[Start]

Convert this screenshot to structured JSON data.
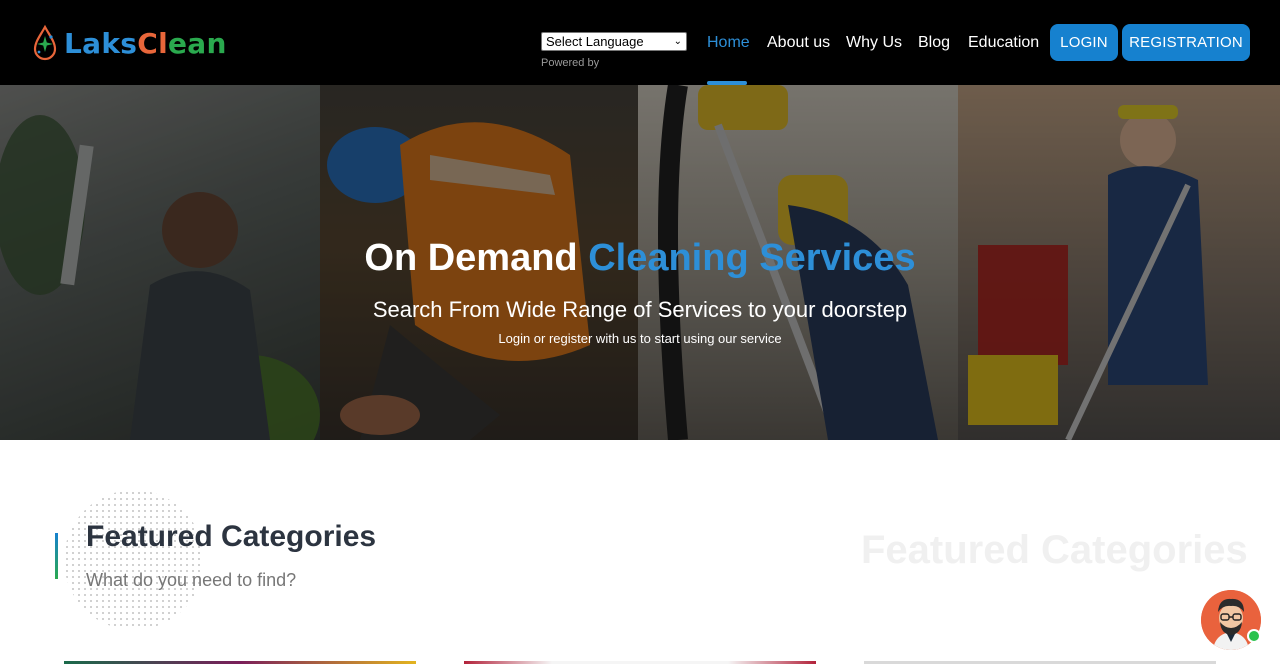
{
  "header": {
    "logo": {
      "part1": "Laks",
      "part2a": "Cl",
      "part2b": "ean"
    },
    "language": {
      "selected": "Select Language",
      "powered_by": "Powered by"
    },
    "nav": [
      {
        "label": "Home",
        "active": true
      },
      {
        "label": "About us",
        "active": false
      },
      {
        "label": "Why Us",
        "active": false
      },
      {
        "label": "Blog",
        "active": false
      },
      {
        "label": "Education",
        "active": false
      }
    ],
    "login_label": "LOGIN",
    "register_label": "REGISTRATION"
  },
  "hero": {
    "title_white": "On Demand ",
    "title_blue": "Cleaning Services",
    "subtitle": "Search From Wide Range of Services to your doorstep",
    "note": "Login or register with us to start using our service"
  },
  "featured": {
    "title": "Featured Categories",
    "subtitle": "What do you need to find?",
    "ghost_title": "Featured Categories"
  },
  "colors": {
    "accent": "#1681cf",
    "brand_blue": "#2d8fd8",
    "brand_orange": "#e8663a",
    "brand_green": "#2aa94e",
    "header_bg": "#000000"
  },
  "icons": {
    "logo": "droplet-sparkle-icon",
    "language_dropdown": "chevron-down-icon",
    "chat": "support-agent-avatar-icon"
  }
}
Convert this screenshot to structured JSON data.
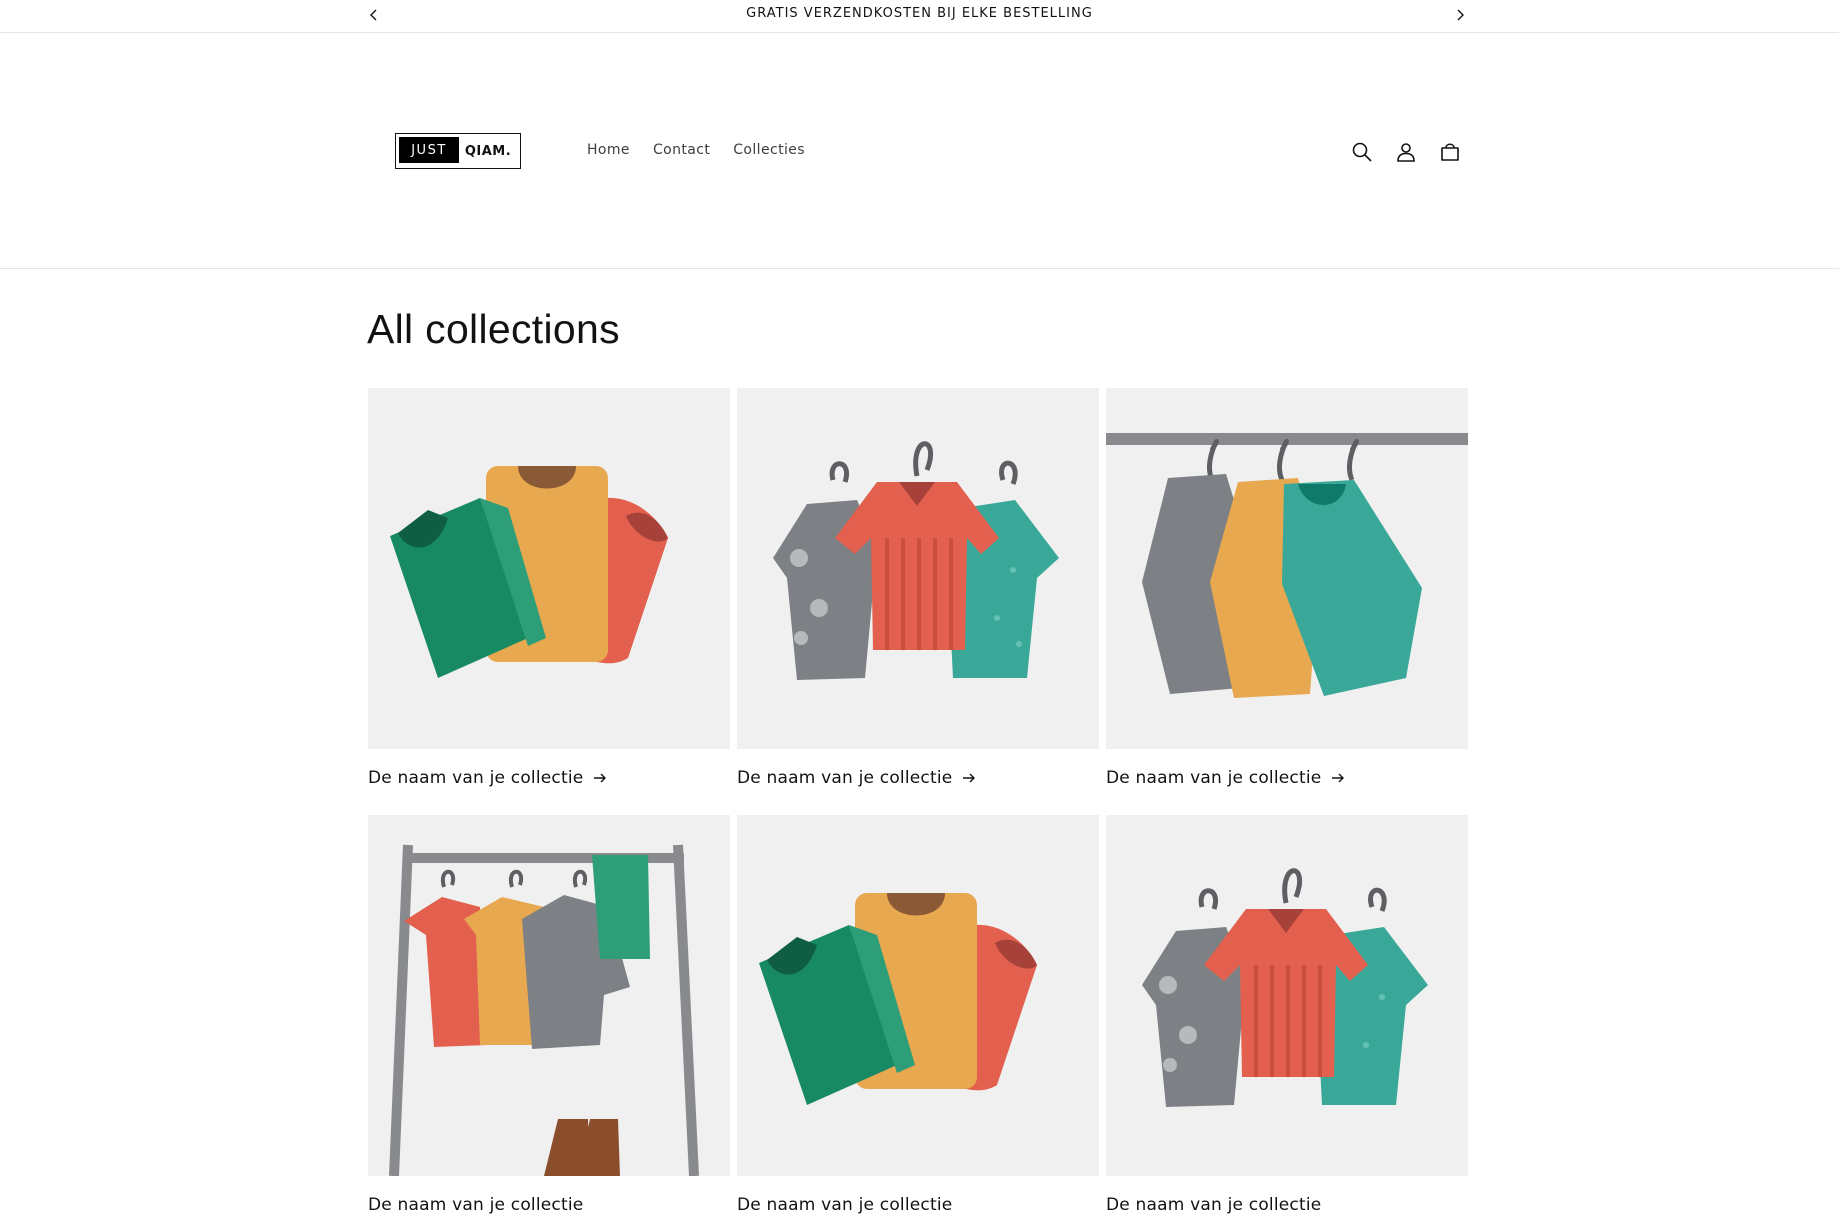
{
  "announcement": {
    "text": "GRATIS VERZENDKOSTEN BIJ ELKE BESTELLING"
  },
  "header": {
    "logo_left": "JUST",
    "logo_right": "QIAM.",
    "nav": [
      "Home",
      "Contact",
      "Collecties"
    ],
    "icons": [
      "search-icon",
      "account-icon",
      "cart-icon"
    ]
  },
  "main": {
    "title": "All collections",
    "collections": [
      {
        "title": "De naam van je collectie",
        "image": "folded-shirts"
      },
      {
        "title": "De naam van je collectie",
        "image": "hanging-shirts"
      },
      {
        "title": "De naam van je collectie",
        "image": "sweaters-on-rail"
      },
      {
        "title": "De naam van je collectie",
        "image": "clothing-rack"
      },
      {
        "title": "De naam van je collectie",
        "image": "folded-shirts"
      },
      {
        "title": "De naam van je collectie",
        "image": "hanging-shirts"
      }
    ]
  },
  "colors": {
    "green": "#178a64",
    "yellow": "#e8a84f",
    "red": "#e2604d",
    "teal": "#3aa898",
    "grey": "#7d8085",
    "placeholder_bg": "#f0f0f0"
  }
}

[End]

| TASK TO CARRY OUT |
Your task is to gather every line with the word "collections" and copy it.

| WORKED ANSWER |
    "title": "All collections",
    "collections": [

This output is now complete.